■ **Set task**
Quote every line as given.

START

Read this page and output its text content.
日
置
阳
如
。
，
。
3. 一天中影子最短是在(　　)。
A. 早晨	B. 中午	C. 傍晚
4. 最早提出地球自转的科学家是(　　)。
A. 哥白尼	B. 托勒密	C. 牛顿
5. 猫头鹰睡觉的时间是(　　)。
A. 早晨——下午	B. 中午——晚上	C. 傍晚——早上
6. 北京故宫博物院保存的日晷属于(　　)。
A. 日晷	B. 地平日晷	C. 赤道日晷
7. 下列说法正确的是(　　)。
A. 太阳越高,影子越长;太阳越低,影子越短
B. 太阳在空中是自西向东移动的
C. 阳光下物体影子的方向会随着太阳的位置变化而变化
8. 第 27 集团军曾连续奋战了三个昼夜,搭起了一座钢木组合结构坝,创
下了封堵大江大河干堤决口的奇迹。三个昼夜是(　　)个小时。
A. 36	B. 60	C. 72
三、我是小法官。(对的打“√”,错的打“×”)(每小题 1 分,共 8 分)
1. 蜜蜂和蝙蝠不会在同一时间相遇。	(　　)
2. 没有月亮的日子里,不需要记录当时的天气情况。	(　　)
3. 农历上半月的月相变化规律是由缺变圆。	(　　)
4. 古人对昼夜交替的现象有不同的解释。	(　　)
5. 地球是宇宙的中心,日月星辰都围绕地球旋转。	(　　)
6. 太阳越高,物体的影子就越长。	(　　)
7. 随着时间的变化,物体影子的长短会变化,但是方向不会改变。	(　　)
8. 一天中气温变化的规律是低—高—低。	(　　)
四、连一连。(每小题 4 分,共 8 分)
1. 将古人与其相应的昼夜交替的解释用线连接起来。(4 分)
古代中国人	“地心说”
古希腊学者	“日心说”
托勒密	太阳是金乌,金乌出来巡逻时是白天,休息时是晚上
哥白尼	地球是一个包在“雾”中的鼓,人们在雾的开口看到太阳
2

END

■ **Answer to the exercise**
Read this page and output its text content.
日
置
阳
如
。
，
。
3. 一天中影子最短是在(　　)。
A. 早晨	B. 中午	C. 傍晚
4. 最早提出地球自转的科学家是(　　)。
A. 哥白尼	B. 托勒密	C. 牛顿
5. 猫头鹰睡觉的时间是(　　)。
A. 早晨——下午	B. 中午——晚上	C. 傍晚——早上
6. 北京故宫博物院保存的日晷属于(　　)。
A. 日晷	B. 地平日晷	C. 赤道日晷
7. 下列说法正确的是(　　)。
A. 太阳越高,影子越长;太阳越低,影子越短
B. 太阳在空中是自西向东移动的
C. 阳光下物体影子的方向会随着太阳的位置变化而变化
8. 第 27 集团军曾连续奋战了三个昼夜,搭起了一座钢木组合结构坝,创
下了封堵大江大河干堤决口的奇迹。三个昼夜是(　　)个小时。
A. 36	B. 60	C. 72
三、我是小法官。(对的打“√”,错的打“×”)(每小题 1 分,共 8 分)
1. 蜜蜂和蝙蝠不会在同一时间相遇。	(　　)
2. 没有月亮的日子里,不需要记录当时的天气情况。	(　　)
3. 农历上半月的月相变化规律是由缺变圆。	(　　)
4. 古人对昼夜交替的现象有不同的解释。	(　　)
5. 地球是宇宙的中心,日月星辰都围绕地球旋转。	(　　)
6. 太阳越高,物体的影子就越长。	(　　)
7. 随着时间的变化,物体影子的长短会变化,但是方向不会改变。	(　　)
8. 一天中气温变化的规律是低—高—低。	(　　)
四、连一连。(每小题 4 分,共 8 分)
1. 将古人与其相应的昼夜交替的解释用线连接起来。(4 分)
古代中国人	“地心说”
古希腊学者	“日心说”
托勒密	太阳是金乌,金乌出来巡逻时是白天,休息时是晚上
哥白尼	地球是一个包在“雾”中的鼓,人们在雾的开口看到太阳
2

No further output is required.